*WHAT THIS TASK INVOLVES*
Here are some entries; quote each one exactly.

*PROVIDED DATA*
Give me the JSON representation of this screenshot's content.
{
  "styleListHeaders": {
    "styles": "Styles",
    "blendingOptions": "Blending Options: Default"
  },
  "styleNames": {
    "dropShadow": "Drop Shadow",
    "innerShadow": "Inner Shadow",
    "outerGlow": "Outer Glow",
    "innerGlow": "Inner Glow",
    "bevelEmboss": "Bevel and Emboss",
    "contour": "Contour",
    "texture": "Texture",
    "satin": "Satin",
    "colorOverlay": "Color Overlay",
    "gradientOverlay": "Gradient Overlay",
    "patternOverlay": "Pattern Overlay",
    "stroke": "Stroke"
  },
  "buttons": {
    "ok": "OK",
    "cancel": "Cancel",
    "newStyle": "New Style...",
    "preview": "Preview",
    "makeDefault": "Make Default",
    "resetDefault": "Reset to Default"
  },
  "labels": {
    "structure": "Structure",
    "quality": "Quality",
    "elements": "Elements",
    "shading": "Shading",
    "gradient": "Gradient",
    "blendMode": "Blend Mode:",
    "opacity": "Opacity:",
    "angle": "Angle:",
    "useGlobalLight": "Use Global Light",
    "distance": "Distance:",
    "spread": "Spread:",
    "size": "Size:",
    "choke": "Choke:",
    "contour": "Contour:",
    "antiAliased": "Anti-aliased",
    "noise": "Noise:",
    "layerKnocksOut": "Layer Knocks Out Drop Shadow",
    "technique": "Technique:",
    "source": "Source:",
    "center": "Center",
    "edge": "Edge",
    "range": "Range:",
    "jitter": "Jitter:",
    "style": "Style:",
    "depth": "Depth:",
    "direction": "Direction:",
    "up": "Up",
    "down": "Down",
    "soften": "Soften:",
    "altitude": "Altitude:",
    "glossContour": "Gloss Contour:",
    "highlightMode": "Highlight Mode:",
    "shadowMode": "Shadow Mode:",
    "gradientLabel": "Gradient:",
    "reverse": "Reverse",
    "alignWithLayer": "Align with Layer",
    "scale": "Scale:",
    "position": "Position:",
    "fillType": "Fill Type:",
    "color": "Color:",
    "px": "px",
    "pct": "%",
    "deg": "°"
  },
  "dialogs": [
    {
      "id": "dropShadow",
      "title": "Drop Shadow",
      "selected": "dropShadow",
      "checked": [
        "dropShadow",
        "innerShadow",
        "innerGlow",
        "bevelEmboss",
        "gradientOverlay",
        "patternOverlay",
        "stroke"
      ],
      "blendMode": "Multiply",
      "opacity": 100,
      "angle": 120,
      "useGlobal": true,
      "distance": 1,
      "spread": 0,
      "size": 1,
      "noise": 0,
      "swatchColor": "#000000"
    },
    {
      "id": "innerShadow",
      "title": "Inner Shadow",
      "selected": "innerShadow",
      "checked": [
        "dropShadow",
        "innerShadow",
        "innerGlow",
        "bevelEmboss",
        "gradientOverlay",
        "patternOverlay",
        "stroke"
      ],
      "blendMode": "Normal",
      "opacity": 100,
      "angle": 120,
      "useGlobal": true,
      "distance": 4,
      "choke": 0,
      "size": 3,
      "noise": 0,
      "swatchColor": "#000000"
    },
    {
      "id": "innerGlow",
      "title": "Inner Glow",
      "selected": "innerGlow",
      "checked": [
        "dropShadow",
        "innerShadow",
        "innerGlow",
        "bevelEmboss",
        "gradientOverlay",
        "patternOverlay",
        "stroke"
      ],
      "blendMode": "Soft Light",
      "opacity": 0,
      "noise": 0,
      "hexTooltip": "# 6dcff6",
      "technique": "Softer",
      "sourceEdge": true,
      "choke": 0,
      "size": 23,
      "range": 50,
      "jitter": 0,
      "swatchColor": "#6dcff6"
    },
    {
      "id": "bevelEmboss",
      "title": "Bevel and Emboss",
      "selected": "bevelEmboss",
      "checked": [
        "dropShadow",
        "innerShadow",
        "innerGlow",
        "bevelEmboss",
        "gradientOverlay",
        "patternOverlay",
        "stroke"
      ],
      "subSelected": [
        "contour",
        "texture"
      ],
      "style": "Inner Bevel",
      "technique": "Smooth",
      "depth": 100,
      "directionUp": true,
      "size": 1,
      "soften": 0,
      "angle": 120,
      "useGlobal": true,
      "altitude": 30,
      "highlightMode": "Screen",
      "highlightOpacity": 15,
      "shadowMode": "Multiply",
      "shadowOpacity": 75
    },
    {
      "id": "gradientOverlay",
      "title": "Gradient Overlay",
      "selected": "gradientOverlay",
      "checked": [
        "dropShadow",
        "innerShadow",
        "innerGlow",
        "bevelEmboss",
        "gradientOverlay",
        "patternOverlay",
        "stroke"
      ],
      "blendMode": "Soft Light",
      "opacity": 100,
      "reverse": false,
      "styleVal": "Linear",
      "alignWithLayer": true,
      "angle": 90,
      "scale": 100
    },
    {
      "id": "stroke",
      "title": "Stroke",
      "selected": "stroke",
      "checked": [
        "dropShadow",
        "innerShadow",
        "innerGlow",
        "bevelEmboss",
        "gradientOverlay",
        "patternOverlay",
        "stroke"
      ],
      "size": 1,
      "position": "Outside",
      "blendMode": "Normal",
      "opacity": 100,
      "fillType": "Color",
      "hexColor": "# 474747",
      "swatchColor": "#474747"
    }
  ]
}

*THE ANSWER*
Give me the JSON representation of this screenshot's content.
{
  "styleListHeaders": {
    "styles": "Styles",
    "blendingOptions": "Blending Options: Default"
  },
  "styleNames": {
    "dropShadow": "Drop Shadow",
    "innerShadow": "Inner Shadow",
    "outerGlow": "Outer Glow",
    "innerGlow": "Inner Glow",
    "bevelEmboss": "Bevel and Emboss",
    "contour": "Contour",
    "texture": "Texture",
    "satin": "Satin",
    "colorOverlay": "Color Overlay",
    "gradientOverlay": "Gradient Overlay",
    "patternOverlay": "Pattern Overlay",
    "stroke": "Stroke"
  },
  "buttons": {
    "ok": "OK",
    "cancel": "Cancel",
    "newStyle": "New Style...",
    "preview": "Preview",
    "makeDefault": "Make Default",
    "resetDefault": "Reset to Default"
  },
  "labels": {
    "structure": "Structure",
    "quality": "Quality",
    "elements": "Elements",
    "shading": "Shading",
    "gradient": "Gradient",
    "blendMode": "Blend Mode:",
    "opacity": "Opacity:",
    "angle": "Angle:",
    "useGlobalLight": "Use Global Light",
    "distance": "Distance:",
    "spread": "Spread:",
    "size": "Size:",
    "choke": "Choke:",
    "contour": "Contour:",
    "antiAliased": "Anti-aliased",
    "noise": "Noise:",
    "layerKnocksOut": "Layer Knocks Out Drop Shadow",
    "technique": "Technique:",
    "source": "Source:",
    "center": "Center",
    "edge": "Edge",
    "range": "Range:",
    "jitter": "Jitter:",
    "style": "Style:",
    "depth": "Depth:",
    "direction": "Direction:",
    "up": "Up",
    "down": "Down",
    "soften": "Soften:",
    "altitude": "Altitude:",
    "glossContour": "Gloss Contour:",
    "highlightMode": "Highlight Mode:",
    "shadowMode": "Shadow Mode:",
    "gradientLabel": "Gradient:",
    "reverse": "Reverse",
    "alignWithLayer": "Align with Layer",
    "scale": "Scale:",
    "position": "Position:",
    "fillType": "Fill Type:",
    "color": "Color:",
    "px": "px",
    "pct": "%",
    "deg": "°"
  },
  "dialogs": [
    {
      "id": "dropShadow",
      "title": "Drop Shadow",
      "selected": "dropShadow",
      "checked": [
        "dropShadow",
        "innerShadow",
        "innerGlow",
        "bevelEmboss",
        "gradientOverlay",
        "patternOverlay",
        "stroke"
      ],
      "blendMode": "Multiply",
      "opacity": 100,
      "angle": 120,
      "useGlobal": true,
      "distance": 1,
      "spread": 0,
      "size": 1,
      "noise": 0,
      "swatchColor": "#000000"
    },
    {
      "id": "innerShadow",
      "title": "Inner Shadow",
      "selected": "innerShadow",
      "checked": [
        "dropShadow",
        "innerShadow",
        "innerGlow",
        "bevelEmboss",
        "gradientOverlay",
        "patternOverlay",
        "stroke"
      ],
      "blendMode": "Normal",
      "opacity": 100,
      "angle": 120,
      "useGlobal": true,
      "distance": 4,
      "choke": 0,
      "size": 3,
      "noise": 0,
      "swatchColor": "#000000"
    },
    {
      "id": "innerGlow",
      "title": "Inner Glow",
      "selected": "innerGlow",
      "checked": [
        "dropShadow",
        "innerShadow",
        "innerGlow",
        "bevelEmboss",
        "gradientOverlay",
        "patternOverlay",
        "stroke"
      ],
      "blendMode": "Soft Light",
      "opacity": 0,
      "noise": 0,
      "hexTooltip": "# 6dcff6",
      "technique": "Softer",
      "sourceEdge": true,
      "choke": 0,
      "size": 23,
      "range": 50,
      "jitter": 0,
      "swatchColor": "#6dcff6"
    },
    {
      "id": "bevelEmboss",
      "title": "Bevel and Emboss",
      "selected": "bevelEmboss",
      "checked": [
        "dropShadow",
        "innerShadow",
        "innerGlow",
        "bevelEmboss",
        "gradientOverlay",
        "patternOverlay",
        "stroke"
      ],
      "subSelected": [
        "contour",
        "texture"
      ],
      "style": "Inner Bevel",
      "technique": "Smooth",
      "depth": 100,
      "directionUp": true,
      "size": 1,
      "soften": 0,
      "angle": 120,
      "useGlobal": true,
      "altitude": 30,
      "highlightMode": "Screen",
      "highlightOpacity": 15,
      "shadowMode": "Multiply",
      "shadowOpacity": 75
    },
    {
      "id": "gradientOverlay",
      "title": "Gradient Overlay",
      "selected": "gradientOverlay",
      "checked": [
        "dropShadow",
        "innerShadow",
        "innerGlow",
        "bevelEmboss",
        "gradientOverlay",
        "patternOverlay",
        "stroke"
      ],
      "blendMode": "Soft Light",
      "opacity": 100,
      "reverse": false,
      "styleVal": "Linear",
      "alignWithLayer": true,
      "angle": 90,
      "scale": 100
    },
    {
      "id": "stroke",
      "title": "Stroke",
      "selected": "stroke",
      "checked": [
        "dropShadow",
        "innerShadow",
        "innerGlow",
        "bevelEmboss",
        "gradientOverlay",
        "patternOverlay",
        "stroke"
      ],
      "size": 1,
      "position": "Outside",
      "blendMode": "Normal",
      "opacity": 100,
      "fillType": "Color",
      "hexColor": "# 474747",
      "swatchColor": "#474747"
    }
  ]
}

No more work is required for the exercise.